◆ Exercise instructions ◆
Whenever a line below holds the word "固体废物描述", copy that line.
* Begin Records supplied *
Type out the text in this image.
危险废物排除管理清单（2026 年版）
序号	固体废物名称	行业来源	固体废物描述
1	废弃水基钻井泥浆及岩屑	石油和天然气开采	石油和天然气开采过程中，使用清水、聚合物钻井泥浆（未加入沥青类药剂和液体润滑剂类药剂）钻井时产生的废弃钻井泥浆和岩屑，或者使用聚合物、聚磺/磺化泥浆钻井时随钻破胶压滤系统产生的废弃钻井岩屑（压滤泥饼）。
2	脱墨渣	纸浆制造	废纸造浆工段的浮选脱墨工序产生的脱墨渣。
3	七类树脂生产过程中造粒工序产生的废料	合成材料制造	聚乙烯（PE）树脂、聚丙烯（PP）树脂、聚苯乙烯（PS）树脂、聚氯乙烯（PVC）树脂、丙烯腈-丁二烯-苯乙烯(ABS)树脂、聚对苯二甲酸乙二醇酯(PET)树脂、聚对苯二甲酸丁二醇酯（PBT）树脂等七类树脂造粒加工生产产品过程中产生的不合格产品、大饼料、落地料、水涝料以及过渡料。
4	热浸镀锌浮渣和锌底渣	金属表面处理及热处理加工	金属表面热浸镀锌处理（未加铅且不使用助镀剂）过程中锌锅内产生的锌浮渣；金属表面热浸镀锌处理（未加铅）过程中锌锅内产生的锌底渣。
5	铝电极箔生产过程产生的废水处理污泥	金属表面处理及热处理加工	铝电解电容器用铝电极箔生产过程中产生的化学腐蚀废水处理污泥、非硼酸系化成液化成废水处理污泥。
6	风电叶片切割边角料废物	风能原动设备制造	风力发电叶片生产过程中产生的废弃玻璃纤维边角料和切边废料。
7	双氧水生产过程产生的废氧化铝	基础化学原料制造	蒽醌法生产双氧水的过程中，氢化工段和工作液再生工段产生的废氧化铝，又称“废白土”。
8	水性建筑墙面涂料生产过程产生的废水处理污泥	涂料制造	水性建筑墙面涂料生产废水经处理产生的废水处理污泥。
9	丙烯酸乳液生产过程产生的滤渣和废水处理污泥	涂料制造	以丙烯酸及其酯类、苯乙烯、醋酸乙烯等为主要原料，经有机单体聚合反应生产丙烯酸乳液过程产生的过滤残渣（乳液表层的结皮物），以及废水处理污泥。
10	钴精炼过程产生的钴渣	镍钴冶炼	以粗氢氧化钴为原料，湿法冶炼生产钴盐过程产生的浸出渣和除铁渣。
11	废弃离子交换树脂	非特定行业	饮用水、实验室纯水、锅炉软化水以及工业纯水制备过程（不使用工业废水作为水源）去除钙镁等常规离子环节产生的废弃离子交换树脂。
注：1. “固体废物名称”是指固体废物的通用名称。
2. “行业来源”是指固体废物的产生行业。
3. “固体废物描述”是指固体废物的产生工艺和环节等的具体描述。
* End Records supplied *
* Begin Records supplied *
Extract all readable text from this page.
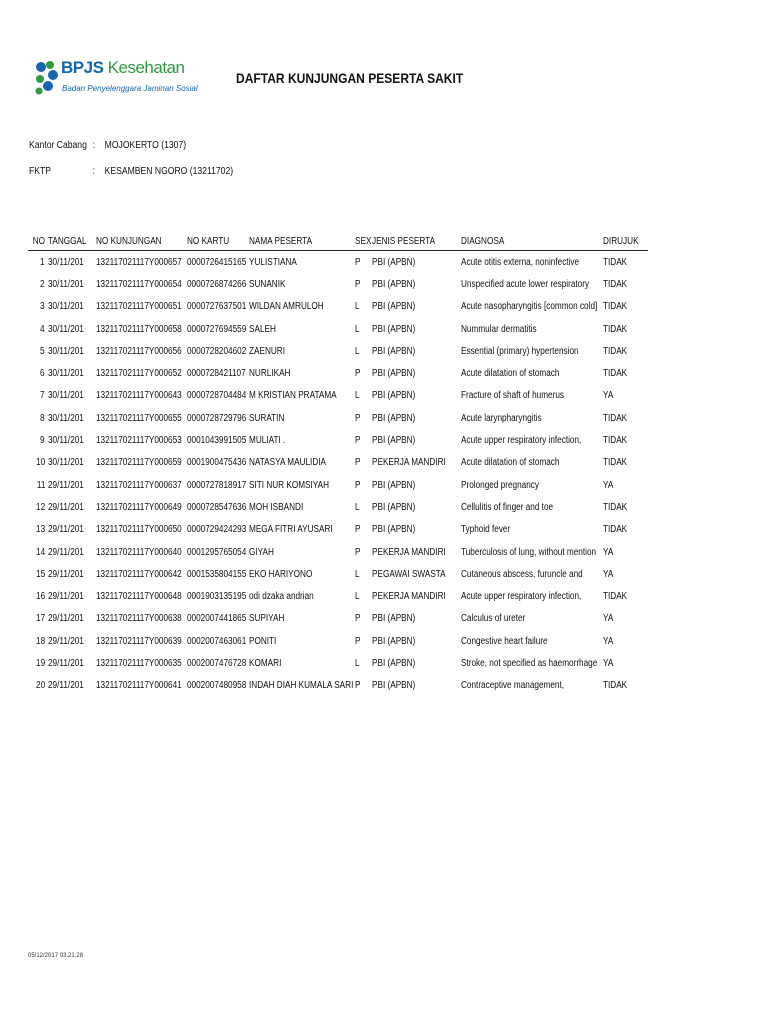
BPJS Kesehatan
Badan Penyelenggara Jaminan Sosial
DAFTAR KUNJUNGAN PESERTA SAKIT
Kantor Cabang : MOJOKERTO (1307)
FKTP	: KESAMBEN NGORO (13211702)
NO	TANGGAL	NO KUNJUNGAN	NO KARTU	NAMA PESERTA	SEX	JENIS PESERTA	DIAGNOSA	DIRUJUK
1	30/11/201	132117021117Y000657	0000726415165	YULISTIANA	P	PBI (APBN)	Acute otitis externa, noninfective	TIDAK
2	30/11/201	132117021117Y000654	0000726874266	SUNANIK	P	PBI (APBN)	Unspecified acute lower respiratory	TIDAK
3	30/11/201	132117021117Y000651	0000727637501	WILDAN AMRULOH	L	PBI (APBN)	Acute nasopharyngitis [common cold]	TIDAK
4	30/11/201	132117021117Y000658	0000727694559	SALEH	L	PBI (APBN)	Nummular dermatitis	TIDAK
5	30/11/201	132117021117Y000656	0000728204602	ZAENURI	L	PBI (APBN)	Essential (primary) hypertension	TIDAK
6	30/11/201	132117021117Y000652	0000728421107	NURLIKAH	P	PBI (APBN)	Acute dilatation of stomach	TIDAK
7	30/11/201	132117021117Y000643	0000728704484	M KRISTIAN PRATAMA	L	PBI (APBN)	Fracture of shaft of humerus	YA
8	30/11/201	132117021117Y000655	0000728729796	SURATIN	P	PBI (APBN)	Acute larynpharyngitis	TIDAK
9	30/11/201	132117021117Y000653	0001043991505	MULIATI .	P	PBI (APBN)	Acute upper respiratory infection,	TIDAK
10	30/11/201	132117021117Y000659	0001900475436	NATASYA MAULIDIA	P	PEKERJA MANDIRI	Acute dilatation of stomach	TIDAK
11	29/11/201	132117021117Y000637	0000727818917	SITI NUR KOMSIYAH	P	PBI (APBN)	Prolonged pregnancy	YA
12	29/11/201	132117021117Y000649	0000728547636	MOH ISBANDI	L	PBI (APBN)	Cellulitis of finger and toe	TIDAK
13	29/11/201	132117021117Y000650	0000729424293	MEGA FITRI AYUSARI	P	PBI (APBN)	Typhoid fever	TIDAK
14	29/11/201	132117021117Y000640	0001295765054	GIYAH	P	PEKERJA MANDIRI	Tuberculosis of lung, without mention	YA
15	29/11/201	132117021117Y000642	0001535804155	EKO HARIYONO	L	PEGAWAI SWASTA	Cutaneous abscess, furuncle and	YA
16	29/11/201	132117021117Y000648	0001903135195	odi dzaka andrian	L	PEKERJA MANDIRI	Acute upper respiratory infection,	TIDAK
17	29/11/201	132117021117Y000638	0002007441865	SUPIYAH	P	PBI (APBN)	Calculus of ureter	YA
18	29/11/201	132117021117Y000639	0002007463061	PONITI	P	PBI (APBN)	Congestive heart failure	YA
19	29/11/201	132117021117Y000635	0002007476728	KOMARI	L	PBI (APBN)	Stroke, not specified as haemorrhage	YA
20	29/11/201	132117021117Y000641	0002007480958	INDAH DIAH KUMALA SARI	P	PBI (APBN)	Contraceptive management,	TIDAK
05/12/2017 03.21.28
* End Records supplied *
◆ Written solution ◆
序号	固体废物名称	行业来源	固体废物描述
3. “固体废物描述”是指固体废物的产生工艺和环节等的具体描述。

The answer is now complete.